— start Supplied records —

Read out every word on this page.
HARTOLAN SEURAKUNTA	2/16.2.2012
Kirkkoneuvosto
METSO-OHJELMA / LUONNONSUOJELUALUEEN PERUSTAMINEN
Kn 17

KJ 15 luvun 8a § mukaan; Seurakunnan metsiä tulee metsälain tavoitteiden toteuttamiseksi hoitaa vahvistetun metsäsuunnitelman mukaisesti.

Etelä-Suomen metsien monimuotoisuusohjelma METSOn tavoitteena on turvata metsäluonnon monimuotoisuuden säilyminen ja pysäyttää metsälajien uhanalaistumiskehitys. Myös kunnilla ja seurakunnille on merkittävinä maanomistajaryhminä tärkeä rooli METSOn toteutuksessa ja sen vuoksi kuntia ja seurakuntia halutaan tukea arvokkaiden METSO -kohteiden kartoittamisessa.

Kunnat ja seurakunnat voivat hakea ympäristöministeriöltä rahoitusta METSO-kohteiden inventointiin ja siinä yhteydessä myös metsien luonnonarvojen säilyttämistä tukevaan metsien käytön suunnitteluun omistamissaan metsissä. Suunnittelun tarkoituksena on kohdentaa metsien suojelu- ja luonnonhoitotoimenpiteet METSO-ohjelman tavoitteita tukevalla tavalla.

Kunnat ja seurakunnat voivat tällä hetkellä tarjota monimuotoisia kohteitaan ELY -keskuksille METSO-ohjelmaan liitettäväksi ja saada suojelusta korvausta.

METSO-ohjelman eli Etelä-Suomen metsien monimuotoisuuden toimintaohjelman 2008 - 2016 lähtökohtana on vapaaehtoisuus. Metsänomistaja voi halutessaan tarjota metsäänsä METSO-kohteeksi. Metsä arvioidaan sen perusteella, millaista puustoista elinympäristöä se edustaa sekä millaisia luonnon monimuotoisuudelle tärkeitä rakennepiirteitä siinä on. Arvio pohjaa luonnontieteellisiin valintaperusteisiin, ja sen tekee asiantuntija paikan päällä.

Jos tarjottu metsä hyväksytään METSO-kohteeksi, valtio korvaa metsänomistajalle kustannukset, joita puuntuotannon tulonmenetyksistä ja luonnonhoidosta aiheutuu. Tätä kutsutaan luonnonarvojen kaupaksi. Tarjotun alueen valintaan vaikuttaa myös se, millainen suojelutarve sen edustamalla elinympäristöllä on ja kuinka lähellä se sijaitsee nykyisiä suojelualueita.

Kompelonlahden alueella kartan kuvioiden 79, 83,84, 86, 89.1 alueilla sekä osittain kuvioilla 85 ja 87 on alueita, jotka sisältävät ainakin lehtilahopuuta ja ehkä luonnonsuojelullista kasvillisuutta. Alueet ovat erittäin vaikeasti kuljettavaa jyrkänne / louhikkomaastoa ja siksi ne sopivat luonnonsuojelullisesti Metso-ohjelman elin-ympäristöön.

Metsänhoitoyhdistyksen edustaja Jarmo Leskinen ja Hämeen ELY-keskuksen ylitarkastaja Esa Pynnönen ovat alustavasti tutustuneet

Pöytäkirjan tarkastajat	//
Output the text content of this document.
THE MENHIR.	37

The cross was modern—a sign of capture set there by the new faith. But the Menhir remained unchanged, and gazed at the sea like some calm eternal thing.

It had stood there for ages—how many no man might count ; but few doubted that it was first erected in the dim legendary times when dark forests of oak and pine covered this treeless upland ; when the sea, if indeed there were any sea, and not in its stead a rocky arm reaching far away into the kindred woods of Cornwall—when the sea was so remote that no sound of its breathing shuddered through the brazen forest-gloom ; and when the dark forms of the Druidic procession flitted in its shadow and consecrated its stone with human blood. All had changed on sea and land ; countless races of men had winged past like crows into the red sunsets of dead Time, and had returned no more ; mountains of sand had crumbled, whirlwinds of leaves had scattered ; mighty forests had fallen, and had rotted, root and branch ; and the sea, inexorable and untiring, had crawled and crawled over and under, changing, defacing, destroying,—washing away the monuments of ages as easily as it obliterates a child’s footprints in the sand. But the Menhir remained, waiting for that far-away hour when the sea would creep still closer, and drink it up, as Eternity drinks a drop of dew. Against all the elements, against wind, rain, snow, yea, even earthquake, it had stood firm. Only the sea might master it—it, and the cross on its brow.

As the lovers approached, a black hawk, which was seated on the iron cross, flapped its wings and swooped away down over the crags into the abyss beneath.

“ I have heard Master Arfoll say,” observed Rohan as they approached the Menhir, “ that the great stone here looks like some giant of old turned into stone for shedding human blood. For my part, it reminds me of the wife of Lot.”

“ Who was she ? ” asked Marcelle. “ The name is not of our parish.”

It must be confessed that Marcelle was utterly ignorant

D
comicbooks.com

— end Supplied records —

■ **Exercise instructions**
Copy all the entries verbatim.

■ **Solved exercise**
Read out every word on this page.
HARTOLAN SEURAKUNTA	2/16.2.2012
Kirkkoneuvosto
METSO-OHJELMA / LUONNONSUOJELUALUEEN PERUSTAMINEN
Kn 17

KJ 15 luvun 8a § mukaan; Seurakunnan metsiä tulee metsälain tavoitteiden toteuttamiseksi hoitaa vahvistetun metsäsuunnitelman mukaisesti.

Etelä-Suomen metsien monimuotoisuusohjelma METSOn tavoitteena on turvata metsäluonnon monimuotoisuuden säilyminen ja pysäyttää metsälajien uhanalaistumiskehitys. Myös kunnilla ja seurakunnille on merkittävinä maanomistajaryhminä tärkeä rooli METSOn toteutuksessa ja sen vuoksi kuntia ja seurakuntia halutaan tukea arvokkaiden METSO -kohteiden kartoittamisessa.

Kunnat ja seurakunnat voivat hakea ympäristöministeriöltä rahoitusta METSO-kohteiden inventointiin ja siinä yhteydessä myös metsien luonnonarvojen säilyttämistä tukevaan metsien käytön suunnitteluun omistamissaan metsissä. Suunnittelun tarkoituksena on kohdentaa metsien suojelu- ja luonnonhoitotoimenpiteet METSO-ohjelman tavoitteita tukevalla tavalla.

Kunnat ja seurakunnat voivat tällä hetkellä tarjota monimuotoisia kohteitaan ELY -keskuksille METSO-ohjelmaan liitettäväksi ja saada suojelusta korvausta.

METSO-ohjelman eli Etelä-Suomen metsien monimuotoisuuden toimintaohjelman 2008 - 2016 lähtökohtana on vapaaehtoisuus. Metsänomistaja voi halutessaan tarjota metsäänsä METSO-kohteeksi. Metsä arvioidaan sen perusteella, millaista puustoista elinympäristöä se edustaa sekä millaisia luonnon monimuotoisuudelle tärkeitä rakennepiirteitä siinä on. Arvio pohjaa luonnontieteellisiin valintaperusteisiin, ja sen tekee asiantuntija paikan päällä.

Jos tarjottu metsä hyväksytään METSO-kohteeksi, valtio korvaa metsänomistajalle kustannukset, joita puuntuotannon tulonmenetyksistä ja luonnonhoidosta aiheutuu. Tätä kutsutaan luonnonarvojen kaupaksi. Tarjotun alueen valintaan vaikuttaa myös se, millainen suojelutarve sen edustamalla elinympäristöllä on ja kuinka lähellä se sijaitsee nykyisiä suojelualueita.

Kompelonlahden alueella kartan kuvioiden 79, 83,84, 86, 89.1 alueilla sekä osittain kuvioilla 85 ja 87 on alueita, jotka sisältävät ainakin lehtilahopuuta ja ehkä luonnonsuojelullista kasvillisuutta. Alueet ovat erittäin vaikeasti kuljettavaa jyrkänne / louhikkomaastoa ja siksi ne sopivat luonnonsuojelullisesti Metso-ohjelman elin-ympäristöön.

Metsänhoitoyhdistyksen edustaja Jarmo Leskinen ja Hämeen ELY-keskuksen ylitarkastaja Esa Pynnönen ovat alustavasti tutustuneet

Pöytäkirjan tarkastajat	//
Output the text content of this document.
THE MENHIR.	37

The cross was modern—a sign of capture set there by the new faith. But the Menhir remained unchanged, and gazed at the sea like some calm eternal thing.

It had stood there for ages—how many no man might count ; but few doubted that it was first erected in the dim legendary times when dark forests of oak and pine covered this treeless upland ; when the sea, if indeed there were any sea, and not in its stead a rocky arm reaching far away into the kindred woods of Cornwall—when the sea was so remote that no sound of its breathing shuddered through the brazen forest-gloom ; and when the dark forms of the Druidic procession flitted in its shadow and consecrated its stone with human blood. All had changed on sea and land ; countless races of men had winged past like crows into the red sunsets of dead Time, and had returned no more ; mountains of sand had crumbled, whirlwinds of leaves had scattered ; mighty forests had fallen, and had rotted, root and branch ; and the sea, inexorable and untiring, had crawled and crawled over and under, changing, defacing, destroying,—washing away the monuments of ages as easily as it obliterates a child’s footprints in the sand. But the Menhir remained, waiting for that far-away hour when the sea would creep still closer, and drink it up, as Eternity drinks a drop of dew. Against all the elements, against wind, rain, snow, yea, even earthquake, it had stood firm. Only the sea might master it—it, and the cross on its brow.

As the lovers approached, a black hawk, which was seated on the iron cross, flapped its wings and swooped away down over the crags into the abyss beneath.

“ I have heard Master Arfoll say,” observed Rohan as they approached the Menhir, “ that the great stone here looks like some giant of old turned into stone for shedding human blood. For my part, it reminds me of the wife of Lot.”

“ Who was she ? ” asked Marcelle. “ The name is not of our parish.”

It must be confessed that Marcelle was utterly ignorant

D
comicbooks.com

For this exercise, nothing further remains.